Stored entries:
··········
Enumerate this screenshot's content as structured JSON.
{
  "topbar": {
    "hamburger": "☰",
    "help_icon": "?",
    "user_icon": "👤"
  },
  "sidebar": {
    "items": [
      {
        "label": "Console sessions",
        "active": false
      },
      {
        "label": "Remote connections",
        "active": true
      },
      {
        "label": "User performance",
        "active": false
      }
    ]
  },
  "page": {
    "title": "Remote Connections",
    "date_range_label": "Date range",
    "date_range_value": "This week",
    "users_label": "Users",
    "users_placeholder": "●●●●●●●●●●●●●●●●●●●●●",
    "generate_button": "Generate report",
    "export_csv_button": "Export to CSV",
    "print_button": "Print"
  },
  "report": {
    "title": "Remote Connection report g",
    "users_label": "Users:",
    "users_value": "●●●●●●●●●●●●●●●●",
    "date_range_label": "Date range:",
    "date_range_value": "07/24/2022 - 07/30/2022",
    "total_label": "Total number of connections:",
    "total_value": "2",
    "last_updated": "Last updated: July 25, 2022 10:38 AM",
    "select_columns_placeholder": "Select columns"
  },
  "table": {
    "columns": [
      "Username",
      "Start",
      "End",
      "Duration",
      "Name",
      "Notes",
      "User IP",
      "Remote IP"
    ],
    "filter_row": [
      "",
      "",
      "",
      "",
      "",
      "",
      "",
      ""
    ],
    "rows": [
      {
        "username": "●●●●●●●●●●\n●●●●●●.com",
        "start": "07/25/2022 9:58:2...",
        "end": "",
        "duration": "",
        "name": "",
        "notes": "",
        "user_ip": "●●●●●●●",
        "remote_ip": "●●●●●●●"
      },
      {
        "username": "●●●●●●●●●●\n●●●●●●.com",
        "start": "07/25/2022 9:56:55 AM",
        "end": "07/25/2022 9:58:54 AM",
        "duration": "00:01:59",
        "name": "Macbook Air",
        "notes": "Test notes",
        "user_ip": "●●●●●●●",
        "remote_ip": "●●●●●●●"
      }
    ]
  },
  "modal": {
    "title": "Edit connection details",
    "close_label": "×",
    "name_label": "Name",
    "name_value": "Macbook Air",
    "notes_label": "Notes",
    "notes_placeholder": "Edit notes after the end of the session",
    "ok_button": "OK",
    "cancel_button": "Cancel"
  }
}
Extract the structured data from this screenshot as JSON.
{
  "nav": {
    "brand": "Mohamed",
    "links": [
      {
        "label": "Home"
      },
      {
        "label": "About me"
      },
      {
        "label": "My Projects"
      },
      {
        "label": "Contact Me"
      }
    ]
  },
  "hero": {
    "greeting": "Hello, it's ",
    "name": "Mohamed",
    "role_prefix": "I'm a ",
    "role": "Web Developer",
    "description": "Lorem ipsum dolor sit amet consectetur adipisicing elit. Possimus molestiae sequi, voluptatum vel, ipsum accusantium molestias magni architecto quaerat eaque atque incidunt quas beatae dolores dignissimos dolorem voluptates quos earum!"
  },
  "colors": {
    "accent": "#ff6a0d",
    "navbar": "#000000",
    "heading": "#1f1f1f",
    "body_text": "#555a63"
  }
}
··········
Aim of the task | Write down all the entries again without a single difference.

Response to the task |
Enumerate this screenshot's content as structured JSON.
{
  "topbar": {
    "hamburger": "☰",
    "help_icon": "?",
    "user_icon": "👤"
  },
  "sidebar": {
    "items": [
      {
        "label": "Console sessions",
        "active": false
      },
      {
        "label": "Remote connections",
        "active": true
      },
      {
        "label": "User performance",
        "active": false
      }
    ]
  },
  "page": {
    "title": "Remote Connections",
    "date_range_label": "Date range",
    "date_range_value": "This week",
    "users_label": "Users",
    "users_placeholder": "●●●●●●●●●●●●●●●●●●●●●",
    "generate_button": "Generate report",
    "export_csv_button": "Export to CSV",
    "print_button": "Print"
  },
  "report": {
    "title": "Remote Connection report g",
    "users_label": "Users:",
    "users_value": "●●●●●●●●●●●●●●●●",
    "date_range_label": "Date range:",
    "date_range_value": "07/24/2022 - 07/30/2022",
    "total_label": "Total number of connections:",
    "total_value": "2",
    "last_updated": "Last updated: July 25, 2022 10:38 AM",
    "select_columns_placeholder": "Select columns"
  },
  "table": {
    "columns": [
      "Username",
      "Start",
      "End",
      "Duration",
      "Name",
      "Notes",
      "User IP",
      "Remote IP"
    ],
    "filter_row": [
      "",
      "",
      "",
      "",
      "",
      "",
      "",
      ""
    ],
    "rows": [
      {
        "username": "●●●●●●●●●●\n●●●●●●.com",
        "start": "07/25/2022 9:58:2...",
        "end": "",
        "duration": "",
        "name": "",
        "notes": "",
        "user_ip": "●●●●●●●",
        "remote_ip": "●●●●●●●"
      },
      {
        "username": "●●●●●●●●●●\n●●●●●●.com",
        "start": "07/25/2022 9:56:55 AM",
        "end": "07/25/2022 9:58:54 AM",
        "duration": "00:01:59",
        "name": "Macbook Air",
        "notes": "Test notes",
        "user_ip": "●●●●●●●",
        "remote_ip": "●●●●●●●"
      }
    ]
  },
  "modal": {
    "title": "Edit connection details",
    "close_label": "×",
    "name_label": "Name",
    "name_value": "Macbook Air",
    "notes_label": "Notes",
    "notes_placeholder": "Edit notes after the end of the session",
    "ok_button": "OK",
    "cancel_button": "Cancel"
  }
}
Extract the structured data from this screenshot as JSON.
{
  "nav": {
    "brand": "Mohamed",
    "links": [
      {
        "label": "Home"
      },
      {
        "label": "About me"
      },
      {
        "label": "My Projects"
      },
      {
        "label": "Contact Me"
      }
    ]
  },
  "hero": {
    "greeting": "Hello, it's ",
    "name": "Mohamed",
    "role_prefix": "I'm a ",
    "role": "Web Developer",
    "description": "Lorem ipsum dolor sit amet consectetur adipisicing elit. Possimus molestiae sequi, voluptatum vel, ipsum accusantium molestias magni architecto quaerat eaque atque incidunt quas beatae dolores dignissimos dolorem voluptates quos earum!"
  },
  "colors": {
    "accent": "#ff6a0d",
    "navbar": "#000000",
    "heading": "#1f1f1f",
    "body_text": "#555a63"
  }
}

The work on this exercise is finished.